TASK REQUIREMENTS: Quote all of the data below exactly, please.

RECORDS FOR THIS EXERCISE:

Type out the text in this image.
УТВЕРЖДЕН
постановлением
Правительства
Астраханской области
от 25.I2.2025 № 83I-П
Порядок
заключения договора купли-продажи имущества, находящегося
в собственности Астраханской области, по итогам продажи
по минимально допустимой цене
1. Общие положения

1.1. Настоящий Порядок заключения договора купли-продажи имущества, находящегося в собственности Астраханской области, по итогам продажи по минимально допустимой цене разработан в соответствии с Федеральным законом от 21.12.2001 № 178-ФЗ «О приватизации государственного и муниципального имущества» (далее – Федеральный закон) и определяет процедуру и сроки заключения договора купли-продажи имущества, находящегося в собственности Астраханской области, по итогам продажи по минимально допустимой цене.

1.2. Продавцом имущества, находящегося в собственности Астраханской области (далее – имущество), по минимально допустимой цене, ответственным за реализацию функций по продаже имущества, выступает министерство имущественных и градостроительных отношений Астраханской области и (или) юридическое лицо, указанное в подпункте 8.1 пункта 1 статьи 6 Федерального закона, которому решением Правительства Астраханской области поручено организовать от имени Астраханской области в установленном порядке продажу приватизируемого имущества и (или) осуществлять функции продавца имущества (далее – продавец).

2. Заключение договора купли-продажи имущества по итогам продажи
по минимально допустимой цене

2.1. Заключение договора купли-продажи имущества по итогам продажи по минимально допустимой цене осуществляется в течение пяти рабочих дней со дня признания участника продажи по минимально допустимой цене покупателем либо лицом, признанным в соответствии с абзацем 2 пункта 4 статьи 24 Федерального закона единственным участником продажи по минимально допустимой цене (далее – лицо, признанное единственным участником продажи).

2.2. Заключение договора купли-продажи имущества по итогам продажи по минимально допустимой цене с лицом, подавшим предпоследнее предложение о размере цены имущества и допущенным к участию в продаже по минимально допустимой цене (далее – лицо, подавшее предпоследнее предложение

TASK SOLUTION:
Type out the text in this image.
УТВЕРЖДЕН
постановлением
Правительства
Астраханской области
от 25.I2.2025 № 83I-П
Порядок
заключения договора купли-продажи имущества, находящегося
в собственности Астраханской области, по итогам продажи
по минимально допустимой цене
1. Общие положения

1.1. Настоящий Порядок заключения договора купли-продажи имущества, находящегося в собственности Астраханской области, по итогам продажи по минимально допустимой цене разработан в соответствии с Федеральным законом от 21.12.2001 № 178-ФЗ «О приватизации государственного и муниципального имущества» (далее – Федеральный закон) и определяет процедуру и сроки заключения договора купли-продажи имущества, находящегося в собственности Астраханской области, по итогам продажи по минимально допустимой цене.

1.2. Продавцом имущества, находящегося в собственности Астраханской области (далее – имущество), по минимально допустимой цене, ответственным за реализацию функций по продаже имущества, выступает министерство имущественных и градостроительных отношений Астраханской области и (или) юридическое лицо, указанное в подпункте 8.1 пункта 1 статьи 6 Федерального закона, которому решением Правительства Астраханской области поручено организовать от имени Астраханской области в установленном порядке продажу приватизируемого имущества и (или) осуществлять функции продавца имущества (далее – продавец).

2. Заключение договора купли-продажи имущества по итогам продажи
по минимально допустимой цене

2.1. Заключение договора купли-продажи имущества по итогам продажи по минимально допустимой цене осуществляется в течение пяти рабочих дней со дня признания участника продажи по минимально допустимой цене покупателем либо лицом, признанным в соответствии с абзацем 2 пункта 4 статьи 24 Федерального закона единственным участником продажи по минимально допустимой цене (далее – лицо, признанное единственным участником продажи).

2.2. Заключение договора купли-продажи имущества по итогам продажи по минимально допустимой цене с лицом, подавшим предпоследнее предложение о размере цены имущества и допущенным к участию в продаже по минимально допустимой цене (далее – лицо, подавшее предпоследнее предложение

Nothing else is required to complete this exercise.